====== Supplied records

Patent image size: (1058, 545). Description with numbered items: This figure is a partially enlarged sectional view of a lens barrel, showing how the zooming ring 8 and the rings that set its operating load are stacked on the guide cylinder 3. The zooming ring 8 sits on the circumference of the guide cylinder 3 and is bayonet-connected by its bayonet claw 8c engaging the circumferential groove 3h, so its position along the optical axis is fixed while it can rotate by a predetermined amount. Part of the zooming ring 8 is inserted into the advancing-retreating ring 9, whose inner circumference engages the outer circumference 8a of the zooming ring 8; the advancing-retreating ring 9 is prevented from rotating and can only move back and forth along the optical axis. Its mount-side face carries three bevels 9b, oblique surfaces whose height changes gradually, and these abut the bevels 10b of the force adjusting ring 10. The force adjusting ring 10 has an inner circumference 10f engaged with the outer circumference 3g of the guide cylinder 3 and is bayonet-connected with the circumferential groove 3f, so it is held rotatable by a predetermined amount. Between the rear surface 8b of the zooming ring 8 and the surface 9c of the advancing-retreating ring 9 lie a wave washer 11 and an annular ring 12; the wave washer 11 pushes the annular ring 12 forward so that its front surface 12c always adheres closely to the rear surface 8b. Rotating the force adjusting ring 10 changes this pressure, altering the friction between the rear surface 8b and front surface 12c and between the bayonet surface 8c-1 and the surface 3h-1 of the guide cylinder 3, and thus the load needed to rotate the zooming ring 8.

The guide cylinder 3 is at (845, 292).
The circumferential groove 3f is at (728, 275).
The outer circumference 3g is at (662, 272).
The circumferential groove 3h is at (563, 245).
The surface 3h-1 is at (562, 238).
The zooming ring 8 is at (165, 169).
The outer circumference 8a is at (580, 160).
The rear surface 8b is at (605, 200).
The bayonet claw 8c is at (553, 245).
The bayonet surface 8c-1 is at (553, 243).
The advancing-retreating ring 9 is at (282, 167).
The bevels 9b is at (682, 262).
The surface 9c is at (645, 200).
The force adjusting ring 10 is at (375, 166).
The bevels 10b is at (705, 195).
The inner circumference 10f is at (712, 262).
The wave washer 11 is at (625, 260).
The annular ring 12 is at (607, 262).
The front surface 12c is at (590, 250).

============

Exercise goal
Convert the records above into a Markdown table with two columns, Row and Line. Number each line in order and leave out blank lines.

The reply
| Row | Line |
|---|---|
| 1 | Patent image size: (1058, 545). Description with numbered items: This figure is a partially enlarged sectional view of a lens barrel, showing how the zooming ring 8 and the rings that set its operating load are stacked on the guide cylinder 3. The zooming ring 8 sits on the circumference of the guide cylinder 3 and is bayonet-connected by its bayonet claw 8c engaging the circumferential groove 3h, so its position along the optical axis is fixed while it can rotate by a predetermined amount. Part of the zooming ring 8 is inserted into the advancing-retreating ring 9, whose inner circumference engages the outer circumference 8a of the zooming ring 8; the advancing-retreating ring 9 is prevented from rotating and can only move back and forth along the optical axis. Its mount-side face carries three bevels 9b, oblique surfaces whose height changes gradually, and these abut the bevels 10b of the force adjusting ring 10. The force adjusting ring 10 has an inner circumference 10f engaged with the outer circumference 3g of the guide cylinder 3 and is bayonet-connected with the circumferential groove 3f, so it is held rotatable by a predetermined amount. Between the rear surface 8b of the zooming ring 8 and the surface 9c of the advancing-retreating ring 9 lie a wave washer 11 and an annular ring 12; the wave washer 11 pushes the annular ring 12 forward so that its front surface 12c always adheres closely to the rear surface 8b. Rotating the force adjusting ring 10 changes this pressure, altering the friction between the rear surface 8b and front surface 12c and between the bayonet surface 8c-1 and the surface 3h-1 of the guide cylinder 3, and thus the load needed to rotate the zooming ring 8. |
| 2 | The guide cylinder 3 is at (845, 292). |
| 3 | The circumferential groove 3f is at (728, 275). |
| 4 | The outer circumference 3g is at (662, 272). |
| 5 | The circumferential groove 3h is at (563, 245). |
| 6 | The surface 3h-1 is at (562, 238). |
| 7 | The zooming ring 8 is at (165, 169). |
| 8 | The outer circumference 8a is at (580, 160). |
| 9 | The rear surface 8b is at (605, 200). |
| 10 | The bayonet claw 8c is at (553, 245). |
| 11 | The bayonet surface 8c-1 is at (553, 243). |
| 12 | The advancing-retreating ring 9 is at (282, 167). |
| 13 | The bevels 9b is at (682, 262). |
| 14 | The surface 9c is at (645, 200). |
| 15 | The force adjusting ring 10 is at (375, 166). |
| 16 | The bevels 10b is at (705, 195). |
| 17 | The inner circumference 10f is at (712, 262). |
| 18 | The wave washer 11 is at (625, 260). |
| 19 | The annular ring 12 is at (607, 262). |
| 20 | The front surface 12c is at (590, 250). |